→ Work item: If a line in the records contains the word "genotypes", count it; state the resulting number and nothing more.
○ ○ ○
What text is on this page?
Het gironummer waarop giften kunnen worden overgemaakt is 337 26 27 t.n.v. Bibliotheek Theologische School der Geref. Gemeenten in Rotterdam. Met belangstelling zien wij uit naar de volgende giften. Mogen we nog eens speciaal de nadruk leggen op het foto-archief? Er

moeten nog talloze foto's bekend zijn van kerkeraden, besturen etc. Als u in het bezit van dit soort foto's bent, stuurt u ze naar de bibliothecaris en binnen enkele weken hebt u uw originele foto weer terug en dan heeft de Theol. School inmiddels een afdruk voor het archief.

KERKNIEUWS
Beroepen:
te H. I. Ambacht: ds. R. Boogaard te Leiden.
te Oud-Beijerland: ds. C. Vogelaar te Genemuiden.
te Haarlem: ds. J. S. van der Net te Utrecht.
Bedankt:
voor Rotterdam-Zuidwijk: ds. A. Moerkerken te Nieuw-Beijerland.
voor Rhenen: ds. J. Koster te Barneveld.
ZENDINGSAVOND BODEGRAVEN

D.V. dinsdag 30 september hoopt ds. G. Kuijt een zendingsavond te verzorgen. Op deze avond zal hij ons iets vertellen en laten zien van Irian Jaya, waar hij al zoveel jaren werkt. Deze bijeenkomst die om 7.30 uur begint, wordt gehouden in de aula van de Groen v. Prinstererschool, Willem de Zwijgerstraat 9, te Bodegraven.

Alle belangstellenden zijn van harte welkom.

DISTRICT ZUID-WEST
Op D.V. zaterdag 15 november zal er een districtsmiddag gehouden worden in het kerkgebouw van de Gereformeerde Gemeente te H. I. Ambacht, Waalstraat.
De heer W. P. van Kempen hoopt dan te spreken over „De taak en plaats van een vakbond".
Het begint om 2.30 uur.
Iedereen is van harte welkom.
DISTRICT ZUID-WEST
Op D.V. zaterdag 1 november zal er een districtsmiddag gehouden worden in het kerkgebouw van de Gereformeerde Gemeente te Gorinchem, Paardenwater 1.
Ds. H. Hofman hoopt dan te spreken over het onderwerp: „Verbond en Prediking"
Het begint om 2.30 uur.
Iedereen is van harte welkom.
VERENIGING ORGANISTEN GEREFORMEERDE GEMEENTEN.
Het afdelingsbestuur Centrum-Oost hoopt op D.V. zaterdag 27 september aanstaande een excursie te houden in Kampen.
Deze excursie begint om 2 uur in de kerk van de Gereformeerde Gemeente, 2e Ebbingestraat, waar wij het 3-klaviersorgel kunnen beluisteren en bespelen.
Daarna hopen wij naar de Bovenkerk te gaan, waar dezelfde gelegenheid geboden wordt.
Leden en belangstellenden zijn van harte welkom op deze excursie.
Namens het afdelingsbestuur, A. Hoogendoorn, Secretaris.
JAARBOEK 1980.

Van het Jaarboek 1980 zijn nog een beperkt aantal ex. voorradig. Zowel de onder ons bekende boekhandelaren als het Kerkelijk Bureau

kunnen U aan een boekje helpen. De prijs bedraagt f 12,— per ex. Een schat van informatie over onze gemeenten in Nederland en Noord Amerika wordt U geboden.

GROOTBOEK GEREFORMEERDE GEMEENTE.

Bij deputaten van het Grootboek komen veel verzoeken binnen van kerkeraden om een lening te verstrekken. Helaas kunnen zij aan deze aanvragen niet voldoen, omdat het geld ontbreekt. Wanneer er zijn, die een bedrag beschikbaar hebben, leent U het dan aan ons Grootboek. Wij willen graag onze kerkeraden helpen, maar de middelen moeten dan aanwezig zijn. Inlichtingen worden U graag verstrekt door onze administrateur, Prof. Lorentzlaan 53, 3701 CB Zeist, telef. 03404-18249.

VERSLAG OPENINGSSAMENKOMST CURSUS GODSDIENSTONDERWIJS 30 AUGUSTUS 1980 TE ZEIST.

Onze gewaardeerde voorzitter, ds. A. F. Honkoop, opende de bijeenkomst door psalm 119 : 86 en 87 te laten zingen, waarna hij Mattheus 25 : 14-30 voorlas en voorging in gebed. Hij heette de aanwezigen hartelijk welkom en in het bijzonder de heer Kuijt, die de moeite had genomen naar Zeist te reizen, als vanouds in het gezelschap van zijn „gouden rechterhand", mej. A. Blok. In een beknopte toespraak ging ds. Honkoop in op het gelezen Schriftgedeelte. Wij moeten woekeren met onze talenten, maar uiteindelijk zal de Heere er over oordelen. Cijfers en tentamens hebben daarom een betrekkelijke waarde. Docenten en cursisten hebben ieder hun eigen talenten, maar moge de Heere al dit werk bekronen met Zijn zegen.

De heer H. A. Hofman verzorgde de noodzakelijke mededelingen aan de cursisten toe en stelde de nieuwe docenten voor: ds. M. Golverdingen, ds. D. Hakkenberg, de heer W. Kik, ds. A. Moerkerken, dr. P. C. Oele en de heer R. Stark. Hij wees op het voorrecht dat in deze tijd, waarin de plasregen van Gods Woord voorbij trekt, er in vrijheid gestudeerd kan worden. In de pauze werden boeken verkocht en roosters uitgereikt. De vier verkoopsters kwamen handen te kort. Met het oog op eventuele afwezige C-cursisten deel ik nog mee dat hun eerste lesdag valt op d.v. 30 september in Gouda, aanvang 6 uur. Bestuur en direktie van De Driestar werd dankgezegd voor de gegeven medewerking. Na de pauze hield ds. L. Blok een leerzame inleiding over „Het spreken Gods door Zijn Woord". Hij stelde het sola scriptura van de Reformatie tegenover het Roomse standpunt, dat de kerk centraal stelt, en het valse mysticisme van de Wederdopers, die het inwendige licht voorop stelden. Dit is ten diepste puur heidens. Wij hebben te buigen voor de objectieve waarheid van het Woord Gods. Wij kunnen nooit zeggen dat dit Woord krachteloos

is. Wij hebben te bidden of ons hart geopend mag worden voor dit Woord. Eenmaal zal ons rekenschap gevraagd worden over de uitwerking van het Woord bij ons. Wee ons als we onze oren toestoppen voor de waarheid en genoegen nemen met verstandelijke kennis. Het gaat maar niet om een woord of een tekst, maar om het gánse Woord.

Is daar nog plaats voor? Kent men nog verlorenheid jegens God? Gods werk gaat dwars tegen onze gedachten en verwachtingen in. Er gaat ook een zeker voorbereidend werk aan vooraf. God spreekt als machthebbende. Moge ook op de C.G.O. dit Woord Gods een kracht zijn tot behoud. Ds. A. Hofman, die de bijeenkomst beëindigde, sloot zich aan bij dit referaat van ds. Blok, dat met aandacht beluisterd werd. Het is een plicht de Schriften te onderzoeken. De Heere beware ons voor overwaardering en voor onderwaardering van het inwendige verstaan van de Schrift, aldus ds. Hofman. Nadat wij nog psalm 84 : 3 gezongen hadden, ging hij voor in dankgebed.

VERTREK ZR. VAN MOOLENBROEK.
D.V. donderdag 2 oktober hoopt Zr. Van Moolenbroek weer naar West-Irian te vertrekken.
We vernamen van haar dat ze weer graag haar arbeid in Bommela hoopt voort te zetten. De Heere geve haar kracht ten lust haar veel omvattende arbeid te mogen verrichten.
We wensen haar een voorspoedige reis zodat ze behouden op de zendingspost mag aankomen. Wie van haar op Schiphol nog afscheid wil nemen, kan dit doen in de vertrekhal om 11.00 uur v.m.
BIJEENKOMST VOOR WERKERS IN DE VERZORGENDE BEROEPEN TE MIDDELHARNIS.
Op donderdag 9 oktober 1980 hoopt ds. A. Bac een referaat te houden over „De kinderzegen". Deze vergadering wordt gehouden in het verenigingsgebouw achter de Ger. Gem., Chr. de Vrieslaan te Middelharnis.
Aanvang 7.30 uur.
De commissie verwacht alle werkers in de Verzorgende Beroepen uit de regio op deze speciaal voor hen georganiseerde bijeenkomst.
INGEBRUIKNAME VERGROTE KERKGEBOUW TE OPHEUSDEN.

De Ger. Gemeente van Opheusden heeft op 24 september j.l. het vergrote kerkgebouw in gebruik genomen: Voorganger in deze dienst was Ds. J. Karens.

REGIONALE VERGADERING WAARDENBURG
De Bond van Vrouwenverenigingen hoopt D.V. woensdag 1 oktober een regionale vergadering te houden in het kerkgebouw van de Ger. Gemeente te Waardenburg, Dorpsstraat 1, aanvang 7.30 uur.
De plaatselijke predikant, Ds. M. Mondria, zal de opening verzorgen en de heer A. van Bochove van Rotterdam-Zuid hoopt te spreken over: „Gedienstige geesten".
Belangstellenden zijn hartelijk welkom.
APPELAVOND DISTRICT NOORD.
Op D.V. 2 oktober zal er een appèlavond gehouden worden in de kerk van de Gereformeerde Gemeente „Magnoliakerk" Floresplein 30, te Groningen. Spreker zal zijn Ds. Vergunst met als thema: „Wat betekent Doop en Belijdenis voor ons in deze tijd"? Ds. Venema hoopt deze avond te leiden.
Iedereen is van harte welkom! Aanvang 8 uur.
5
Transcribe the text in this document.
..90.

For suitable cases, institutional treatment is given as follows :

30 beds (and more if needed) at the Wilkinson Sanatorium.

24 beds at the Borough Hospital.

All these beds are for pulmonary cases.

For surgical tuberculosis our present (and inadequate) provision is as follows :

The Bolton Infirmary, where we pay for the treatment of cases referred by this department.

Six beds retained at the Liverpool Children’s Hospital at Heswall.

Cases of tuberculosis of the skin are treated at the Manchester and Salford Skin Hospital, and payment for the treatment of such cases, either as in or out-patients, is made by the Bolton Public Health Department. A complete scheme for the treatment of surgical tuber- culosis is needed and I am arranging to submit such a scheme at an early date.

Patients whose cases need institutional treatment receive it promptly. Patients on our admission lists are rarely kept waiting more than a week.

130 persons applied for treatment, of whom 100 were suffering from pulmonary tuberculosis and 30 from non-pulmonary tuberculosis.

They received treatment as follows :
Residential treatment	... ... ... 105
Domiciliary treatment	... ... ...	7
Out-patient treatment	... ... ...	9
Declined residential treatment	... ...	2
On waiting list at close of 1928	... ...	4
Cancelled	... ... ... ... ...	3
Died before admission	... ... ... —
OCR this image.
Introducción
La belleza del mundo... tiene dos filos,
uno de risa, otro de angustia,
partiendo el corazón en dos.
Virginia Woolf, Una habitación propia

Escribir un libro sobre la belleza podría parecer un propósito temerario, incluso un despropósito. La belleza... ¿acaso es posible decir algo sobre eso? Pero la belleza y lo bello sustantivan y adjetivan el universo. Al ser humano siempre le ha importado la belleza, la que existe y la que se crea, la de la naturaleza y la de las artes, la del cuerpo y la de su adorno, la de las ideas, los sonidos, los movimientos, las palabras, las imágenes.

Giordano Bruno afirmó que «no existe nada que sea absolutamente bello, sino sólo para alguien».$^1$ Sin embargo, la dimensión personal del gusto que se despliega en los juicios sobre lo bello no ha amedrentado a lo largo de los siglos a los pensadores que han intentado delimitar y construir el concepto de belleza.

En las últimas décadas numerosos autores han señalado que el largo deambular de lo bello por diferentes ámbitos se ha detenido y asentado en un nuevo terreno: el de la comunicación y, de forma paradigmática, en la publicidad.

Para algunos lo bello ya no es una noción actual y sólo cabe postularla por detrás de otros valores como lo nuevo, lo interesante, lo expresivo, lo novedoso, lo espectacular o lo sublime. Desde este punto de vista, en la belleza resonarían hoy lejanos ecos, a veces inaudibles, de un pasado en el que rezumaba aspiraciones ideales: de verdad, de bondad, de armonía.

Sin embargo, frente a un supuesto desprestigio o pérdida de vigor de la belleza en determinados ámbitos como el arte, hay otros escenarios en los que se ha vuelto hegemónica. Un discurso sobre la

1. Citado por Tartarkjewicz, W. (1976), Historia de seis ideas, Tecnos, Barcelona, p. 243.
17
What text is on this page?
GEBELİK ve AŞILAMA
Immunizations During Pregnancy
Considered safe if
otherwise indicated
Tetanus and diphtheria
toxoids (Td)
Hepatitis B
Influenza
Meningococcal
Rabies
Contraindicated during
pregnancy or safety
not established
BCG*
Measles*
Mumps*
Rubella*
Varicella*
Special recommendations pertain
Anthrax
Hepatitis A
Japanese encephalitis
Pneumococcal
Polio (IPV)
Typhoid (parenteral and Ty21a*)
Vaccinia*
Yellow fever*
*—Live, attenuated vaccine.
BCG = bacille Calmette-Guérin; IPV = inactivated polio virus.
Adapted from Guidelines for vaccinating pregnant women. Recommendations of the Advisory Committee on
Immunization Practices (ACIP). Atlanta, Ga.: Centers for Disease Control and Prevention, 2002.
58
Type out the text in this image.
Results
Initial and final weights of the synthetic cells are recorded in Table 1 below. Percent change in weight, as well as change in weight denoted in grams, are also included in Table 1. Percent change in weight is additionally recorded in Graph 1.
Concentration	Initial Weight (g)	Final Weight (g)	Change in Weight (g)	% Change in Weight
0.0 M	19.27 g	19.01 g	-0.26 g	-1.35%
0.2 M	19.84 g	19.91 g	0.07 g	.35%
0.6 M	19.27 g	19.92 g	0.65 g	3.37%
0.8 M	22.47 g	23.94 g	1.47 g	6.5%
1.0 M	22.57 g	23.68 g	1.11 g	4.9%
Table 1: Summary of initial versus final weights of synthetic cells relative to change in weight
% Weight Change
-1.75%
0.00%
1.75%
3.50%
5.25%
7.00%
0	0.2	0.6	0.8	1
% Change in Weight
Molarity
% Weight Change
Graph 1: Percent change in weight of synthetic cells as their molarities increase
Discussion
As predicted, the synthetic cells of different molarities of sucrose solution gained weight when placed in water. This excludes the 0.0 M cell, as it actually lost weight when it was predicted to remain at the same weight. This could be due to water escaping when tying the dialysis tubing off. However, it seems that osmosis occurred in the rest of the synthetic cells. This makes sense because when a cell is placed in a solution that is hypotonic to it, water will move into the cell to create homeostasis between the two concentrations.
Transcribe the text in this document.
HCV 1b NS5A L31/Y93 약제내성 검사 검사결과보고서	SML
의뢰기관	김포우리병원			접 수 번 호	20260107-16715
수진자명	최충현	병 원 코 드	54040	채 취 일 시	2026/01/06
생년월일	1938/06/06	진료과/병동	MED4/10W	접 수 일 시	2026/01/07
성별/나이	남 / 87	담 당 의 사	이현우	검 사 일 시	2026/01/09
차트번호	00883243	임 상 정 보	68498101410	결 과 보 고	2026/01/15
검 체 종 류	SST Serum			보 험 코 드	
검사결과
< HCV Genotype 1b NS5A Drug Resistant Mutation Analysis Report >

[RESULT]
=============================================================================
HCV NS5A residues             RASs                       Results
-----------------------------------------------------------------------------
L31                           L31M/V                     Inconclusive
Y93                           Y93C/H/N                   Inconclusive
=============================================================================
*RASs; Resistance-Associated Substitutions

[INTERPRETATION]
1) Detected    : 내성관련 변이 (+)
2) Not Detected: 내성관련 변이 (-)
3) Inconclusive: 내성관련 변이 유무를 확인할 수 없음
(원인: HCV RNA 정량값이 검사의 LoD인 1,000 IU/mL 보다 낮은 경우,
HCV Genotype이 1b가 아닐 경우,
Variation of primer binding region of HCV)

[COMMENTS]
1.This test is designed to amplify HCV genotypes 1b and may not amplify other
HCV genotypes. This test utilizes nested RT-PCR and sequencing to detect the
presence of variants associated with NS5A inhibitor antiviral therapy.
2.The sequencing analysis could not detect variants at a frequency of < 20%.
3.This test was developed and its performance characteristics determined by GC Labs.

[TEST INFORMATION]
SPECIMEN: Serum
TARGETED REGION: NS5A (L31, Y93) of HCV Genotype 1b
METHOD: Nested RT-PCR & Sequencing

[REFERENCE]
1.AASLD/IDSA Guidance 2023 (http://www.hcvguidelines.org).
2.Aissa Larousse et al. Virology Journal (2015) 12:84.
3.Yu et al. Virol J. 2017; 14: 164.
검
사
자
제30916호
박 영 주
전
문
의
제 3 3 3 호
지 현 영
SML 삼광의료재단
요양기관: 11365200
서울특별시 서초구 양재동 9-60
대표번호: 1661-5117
○ ○ ○
→ Exercise solution: 2